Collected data
[START]
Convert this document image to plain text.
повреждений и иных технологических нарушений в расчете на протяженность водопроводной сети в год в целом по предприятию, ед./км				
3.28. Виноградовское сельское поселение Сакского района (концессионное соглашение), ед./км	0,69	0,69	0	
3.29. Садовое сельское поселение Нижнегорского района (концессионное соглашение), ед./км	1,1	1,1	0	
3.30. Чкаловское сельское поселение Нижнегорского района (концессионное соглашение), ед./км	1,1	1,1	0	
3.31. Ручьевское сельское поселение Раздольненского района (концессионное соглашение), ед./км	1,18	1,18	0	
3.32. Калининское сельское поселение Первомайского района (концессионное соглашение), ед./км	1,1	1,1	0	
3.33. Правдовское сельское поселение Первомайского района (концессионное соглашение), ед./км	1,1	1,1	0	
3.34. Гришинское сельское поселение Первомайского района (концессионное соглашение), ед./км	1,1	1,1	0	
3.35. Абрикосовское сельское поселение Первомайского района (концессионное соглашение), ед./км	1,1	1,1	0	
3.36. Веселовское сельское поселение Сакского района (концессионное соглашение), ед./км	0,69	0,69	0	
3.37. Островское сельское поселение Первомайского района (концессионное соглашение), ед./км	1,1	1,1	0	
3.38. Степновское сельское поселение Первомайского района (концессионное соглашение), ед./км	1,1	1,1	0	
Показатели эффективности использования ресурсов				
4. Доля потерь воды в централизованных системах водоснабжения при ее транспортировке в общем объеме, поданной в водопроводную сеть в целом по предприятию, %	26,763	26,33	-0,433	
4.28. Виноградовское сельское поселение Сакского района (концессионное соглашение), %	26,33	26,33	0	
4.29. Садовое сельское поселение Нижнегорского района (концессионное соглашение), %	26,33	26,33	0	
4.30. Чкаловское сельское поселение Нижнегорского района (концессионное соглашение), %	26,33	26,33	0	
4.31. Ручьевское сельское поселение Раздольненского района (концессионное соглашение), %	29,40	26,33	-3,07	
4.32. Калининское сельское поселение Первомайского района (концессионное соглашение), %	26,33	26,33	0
[END]
#### Requirement
Reproduce every line of the material above exactly.

#### Exercise result
Convert this document image to plain text.
повреждений и иных технологических нарушений в расчете на протяженность водопроводной сети в год в целом по предприятию, ед./км				
3.28. Виноградовское сельское поселение Сакского района (концессионное соглашение), ед./км	0,69	0,69	0	
3.29. Садовое сельское поселение Нижнегорского района (концессионное соглашение), ед./км	1,1	1,1	0	
3.30. Чкаловское сельское поселение Нижнегорского района (концессионное соглашение), ед./км	1,1	1,1	0	
3.31. Ручьевское сельское поселение Раздольненского района (концессионное соглашение), ед./км	1,18	1,18	0	
3.32. Калининское сельское поселение Первомайского района (концессионное соглашение), ед./км	1,1	1,1	0	
3.33. Правдовское сельское поселение Первомайского района (концессионное соглашение), ед./км	1,1	1,1	0	
3.34. Гришинское сельское поселение Первомайского района (концессионное соглашение), ед./км	1,1	1,1	0	
3.35. Абрикосовское сельское поселение Первомайского района (концессионное соглашение), ед./км	1,1	1,1	0	
3.36. Веселовское сельское поселение Сакского района (концессионное соглашение), ед./км	0,69	0,69	0	
3.37. Островское сельское поселение Первомайского района (концессионное соглашение), ед./км	1,1	1,1	0	
3.38. Степновское сельское поселение Первомайского района (концессионное соглашение), ед./км	1,1	1,1	0	
Показатели эффективности использования ресурсов				
4. Доля потерь воды в централизованных системах водоснабжения при ее транспортировке в общем объеме, поданной в водопроводную сеть в целом по предприятию, %	26,763	26,33	-0,433	
4.28. Виноградовское сельское поселение Сакского района (концессионное соглашение), %	26,33	26,33	0	
4.29. Садовое сельское поселение Нижнегорского района (концессионное соглашение), %	26,33	26,33	0	
4.30. Чкаловское сельское поселение Нижнегорского района (концессионное соглашение), %	26,33	26,33	0	
4.31. Ручьевское сельское поселение Раздольненского района (концессионное соглашение), %	29,40	26,33	-3,07	
4.32. Калининское сельское поселение Первомайского района (концессионное соглашение), %	26,33	26,33	0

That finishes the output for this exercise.